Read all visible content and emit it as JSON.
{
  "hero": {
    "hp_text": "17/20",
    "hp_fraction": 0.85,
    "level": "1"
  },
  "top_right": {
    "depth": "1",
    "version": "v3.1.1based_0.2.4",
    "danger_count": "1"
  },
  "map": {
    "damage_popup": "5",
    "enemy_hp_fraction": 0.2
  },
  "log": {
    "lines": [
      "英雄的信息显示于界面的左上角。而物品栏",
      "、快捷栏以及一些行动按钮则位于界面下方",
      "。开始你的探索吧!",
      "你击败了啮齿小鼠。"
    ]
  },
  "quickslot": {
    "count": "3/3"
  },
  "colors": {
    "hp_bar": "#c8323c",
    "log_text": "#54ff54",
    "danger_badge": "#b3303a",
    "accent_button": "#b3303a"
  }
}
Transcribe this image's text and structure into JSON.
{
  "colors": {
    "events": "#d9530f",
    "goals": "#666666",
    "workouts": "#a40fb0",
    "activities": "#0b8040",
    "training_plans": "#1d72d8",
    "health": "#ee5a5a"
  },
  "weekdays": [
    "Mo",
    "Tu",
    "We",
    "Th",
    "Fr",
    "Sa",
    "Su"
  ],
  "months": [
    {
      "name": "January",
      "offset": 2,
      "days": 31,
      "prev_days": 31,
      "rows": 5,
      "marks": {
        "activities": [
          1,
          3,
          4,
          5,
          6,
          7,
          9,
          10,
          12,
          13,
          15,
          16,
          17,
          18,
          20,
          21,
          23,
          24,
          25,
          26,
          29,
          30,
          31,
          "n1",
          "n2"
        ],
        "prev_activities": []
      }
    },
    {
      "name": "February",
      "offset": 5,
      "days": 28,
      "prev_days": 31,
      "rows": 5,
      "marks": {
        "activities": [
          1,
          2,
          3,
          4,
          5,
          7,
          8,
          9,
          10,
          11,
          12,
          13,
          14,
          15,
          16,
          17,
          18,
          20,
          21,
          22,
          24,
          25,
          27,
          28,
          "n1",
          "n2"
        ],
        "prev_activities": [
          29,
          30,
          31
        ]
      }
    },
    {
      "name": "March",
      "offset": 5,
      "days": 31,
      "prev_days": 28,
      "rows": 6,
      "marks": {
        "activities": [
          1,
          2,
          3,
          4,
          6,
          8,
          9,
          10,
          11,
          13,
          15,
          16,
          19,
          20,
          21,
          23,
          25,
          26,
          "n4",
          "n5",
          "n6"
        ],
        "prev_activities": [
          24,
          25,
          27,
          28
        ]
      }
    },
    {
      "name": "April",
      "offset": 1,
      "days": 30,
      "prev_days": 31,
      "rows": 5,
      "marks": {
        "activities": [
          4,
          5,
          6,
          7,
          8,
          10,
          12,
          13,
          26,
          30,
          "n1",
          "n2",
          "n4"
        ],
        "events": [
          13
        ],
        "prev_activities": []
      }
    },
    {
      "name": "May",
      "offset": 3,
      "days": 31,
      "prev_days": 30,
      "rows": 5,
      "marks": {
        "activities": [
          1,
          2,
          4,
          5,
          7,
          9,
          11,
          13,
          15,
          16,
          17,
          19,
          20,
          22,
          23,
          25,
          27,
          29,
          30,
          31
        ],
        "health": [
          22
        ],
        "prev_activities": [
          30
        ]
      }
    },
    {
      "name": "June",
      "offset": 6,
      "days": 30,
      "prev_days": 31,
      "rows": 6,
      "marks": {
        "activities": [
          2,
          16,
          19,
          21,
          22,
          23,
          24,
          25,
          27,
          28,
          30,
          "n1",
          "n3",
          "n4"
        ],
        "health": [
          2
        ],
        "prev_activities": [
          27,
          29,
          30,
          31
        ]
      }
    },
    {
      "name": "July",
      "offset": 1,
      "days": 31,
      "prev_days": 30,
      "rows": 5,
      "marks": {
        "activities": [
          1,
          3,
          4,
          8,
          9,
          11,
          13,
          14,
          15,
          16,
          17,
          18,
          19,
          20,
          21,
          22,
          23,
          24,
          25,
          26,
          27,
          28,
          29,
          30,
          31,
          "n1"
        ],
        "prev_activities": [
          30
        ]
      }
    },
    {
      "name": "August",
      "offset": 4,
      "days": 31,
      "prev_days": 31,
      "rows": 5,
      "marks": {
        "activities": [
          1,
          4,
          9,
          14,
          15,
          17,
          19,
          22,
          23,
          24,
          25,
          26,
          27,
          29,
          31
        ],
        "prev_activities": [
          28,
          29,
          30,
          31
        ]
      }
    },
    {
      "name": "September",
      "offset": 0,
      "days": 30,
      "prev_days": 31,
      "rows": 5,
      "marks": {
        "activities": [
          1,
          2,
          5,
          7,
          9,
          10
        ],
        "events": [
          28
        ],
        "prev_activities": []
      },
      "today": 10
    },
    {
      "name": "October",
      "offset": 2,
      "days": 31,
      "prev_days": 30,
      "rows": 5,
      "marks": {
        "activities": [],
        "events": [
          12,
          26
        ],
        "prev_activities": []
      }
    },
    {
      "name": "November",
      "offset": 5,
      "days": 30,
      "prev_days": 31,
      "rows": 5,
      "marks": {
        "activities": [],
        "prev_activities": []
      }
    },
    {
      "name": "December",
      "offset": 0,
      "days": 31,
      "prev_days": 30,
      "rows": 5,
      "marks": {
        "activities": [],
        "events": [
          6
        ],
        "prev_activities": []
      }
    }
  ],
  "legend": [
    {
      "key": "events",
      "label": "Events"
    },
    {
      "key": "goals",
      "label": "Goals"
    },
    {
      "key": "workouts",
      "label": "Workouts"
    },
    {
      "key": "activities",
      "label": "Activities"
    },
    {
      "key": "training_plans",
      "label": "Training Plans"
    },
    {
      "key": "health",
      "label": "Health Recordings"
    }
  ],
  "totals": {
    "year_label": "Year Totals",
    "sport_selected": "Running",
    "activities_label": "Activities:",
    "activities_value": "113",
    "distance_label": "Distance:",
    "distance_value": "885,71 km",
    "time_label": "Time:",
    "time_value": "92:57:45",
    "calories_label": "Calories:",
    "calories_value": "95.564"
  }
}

What you need to do - Above are some records; extract every one of them exactly.

Finished task -
Read all visible content and emit it as JSON.
{
  "hero": {
    "hp_text": "17/20",
    "hp_fraction": 0.85,
    "level": "1"
  },
  "top_right": {
    "depth": "1",
    "version": "v3.1.1based_0.2.4",
    "danger_count": "1"
  },
  "map": {
    "damage_popup": "5",
    "enemy_hp_fraction": 0.2
  },
  "log": {
    "lines": [
      "英雄的信息显示于界面的左上角。而物品栏",
      "、快捷栏以及一些行动按钮则位于界面下方",
      "。开始你的探索吧!",
      "你击败了啮齿小鼠。"
    ]
  },
  "quickslot": {
    "count": "3/3"
  },
  "colors": {
    "hp_bar": "#c8323c",
    "log_text": "#54ff54",
    "danger_badge": "#b3303a",
    "accent_button": "#b3303a"
  }
}
Transcribe this image's text and structure into JSON.
{
  "colors": {
    "events": "#d9530f",
    "goals": "#666666",
    "workouts": "#a40fb0",
    "activities": "#0b8040",
    "training_plans": "#1d72d8",
    "health": "#ee5a5a"
  },
  "weekdays": [
    "Mo",
    "Tu",
    "We",
    "Th",
    "Fr",
    "Sa",
    "Su"
  ],
  "months": [
    {
      "name": "January",
      "offset": 2,
      "days": 31,
      "prev_days": 31,
      "rows": 5,
      "marks": {
        "activities": [
          1,
          3,
          4,
          5,
          6,
          7,
          9,
          10,
          12,
          13,
          15,
          16,
          17,
          18,
          20,
          21,
          23,
          24,
          25,
          26,
          29,
          30,
          31,
          "n1",
          "n2"
        ],
        "prev_activities": []
      }
    },
    {
      "name": "February",
      "offset": 5,
      "days": 28,
      "prev_days": 31,
      "rows": 5,
      "marks": {
        "activities": [
          1,
          2,
          3,
          4,
          5,
          7,
          8,
          9,
          10,
          11,
          12,
          13,
          14,
          15,
          16,
          17,
          18,
          20,
          21,
          22,
          24,
          25,
          27,
          28,
          "n1",
          "n2"
        ],
        "prev_activities": [
          29,
          30,
          31
        ]
      }
    },
    {
      "name": "March",
      "offset": 5,
      "days": 31,
      "prev_days": 28,
      "rows": 6,
      "marks": {
        "activities": [
          1,
          2,
          3,
          4,
          6,
          8,
          9,
          10,
          11,
          13,
          15,
          16,
          19,
          20,
          21,
          23,
          25,
          26,
          "n4",
          "n5",
          "n6"
        ],
        "prev_activities": [
          24,
          25,
          27,
          28
        ]
      }
    },
    {
      "name": "April",
      "offset": 1,
      "days": 30,
      "prev_days": 31,
      "rows": 5,
      "marks": {
        "activities": [
          4,
          5,
          6,
          7,
          8,
          10,
          12,
          13,
          26,
          30,
          "n1",
          "n2",
          "n4"
        ],
        "events": [
          13
        ],
        "prev_activities": []
      }
    },
    {
      "name": "May",
      "offset": 3,
      "days": 31,
      "prev_days": 30,
      "rows": 5,
      "marks": {
        "activities": [
          1,
          2,
          4,
          5,
          7,
          9,
          11,
          13,
          15,
          16,
          17,
          19,
          20,
          22,
          23,
          25,
          27,
          29,
          30,
          31
        ],
        "health": [
          22
        ],
        "prev_activities": [
          30
        ]
      }
    },
    {
      "name": "June",
      "offset": 6,
      "days": 30,
      "prev_days": 31,
      "rows": 6,
      "marks": {
        "activities": [
          2,
          16,
          19,
          21,
          22,
          23,
          24,
          25,
          27,
          28,
          30,
          "n1",
          "n3",
          "n4"
        ],
        "health": [
          2
        ],
        "prev_activities": [
          27,
          29,
          30,
          31
        ]
      }
    },
    {
      "name": "July",
      "offset": 1,
      "days": 31,
      "prev_days": 30,
      "rows": 5,
      "marks": {
        "activities": [
          1,
          3,
          4,
          8,
          9,
          11,
          13,
          14,
          15,
          16,
          17,
          18,
          19,
          20,
          21,
          22,
          23,
          24,
          25,
          26,
          27,
          28,
          29,
          30,
          31,
          "n1"
        ],
        "prev_activities": [
          30
        ]
      }
    },
    {
      "name": "August",
      "offset": 4,
      "days": 31,
      "prev_days": 31,
      "rows": 5,
      "marks": {
        "activities": [
          1,
          4,
          9,
          14,
          15,
          17,
          19,
          22,
          23,
          24,
          25,
          26,
          27,
          29,
          31
        ],
        "prev_activities": [
          28,
          29,
          30,
          31
        ]
      }
    },
    {
      "name": "September",
      "offset": 0,
      "days": 30,
      "prev_days": 31,
      "rows": 5,
      "marks": {
        "activities": [
          1,
          2,
          5,
          7,
          9,
          10
        ],
        "events": [
          28
        ],
        "prev_activities": []
      },
      "today": 10
    },
    {
      "name": "October",
      "offset": 2,
      "days": 31,
      "prev_days": 30,
      "rows": 5,
      "marks": {
        "activities": [],
        "events": [
          12,
          26
        ],
        "prev_activities": []
      }
    },
    {
      "name": "November",
      "offset": 5,
      "days": 30,
      "prev_days": 31,
      "rows": 5,
      "marks": {
        "activities": [],
        "prev_activities": []
      }
    },
    {
      "name": "December",
      "offset": 0,
      "days": 31,
      "prev_days": 30,
      "rows": 5,
      "marks": {
        "activities": [],
        "events": [
          6
        ],
        "prev_activities": []
      }
    }
  ],
  "legend": [
    {
      "key": "events",
      "label": "Events"
    },
    {
      "key": "goals",
      "label": "Goals"
    },
    {
      "key": "workouts",
      "label": "Workouts"
    },
    {
      "key": "activities",
      "label": "Activities"
    },
    {
      "key": "training_plans",
      "label": "Training Plans"
    },
    {
      "key": "health",
      "label": "Health Recordings"
    }
  ],
  "totals": {
    "year_label": "Year Totals",
    "sport_selected": "Running",
    "activities_label": "Activities:",
    "activities_value": "113",
    "distance_label": "Distance:",
    "distance_value": "885,71 km",
    "time_label": "Time:",
    "time_value": "92:57:45",
    "calories_label": "Calories:",
    "calories_value": "95.564"
  }
}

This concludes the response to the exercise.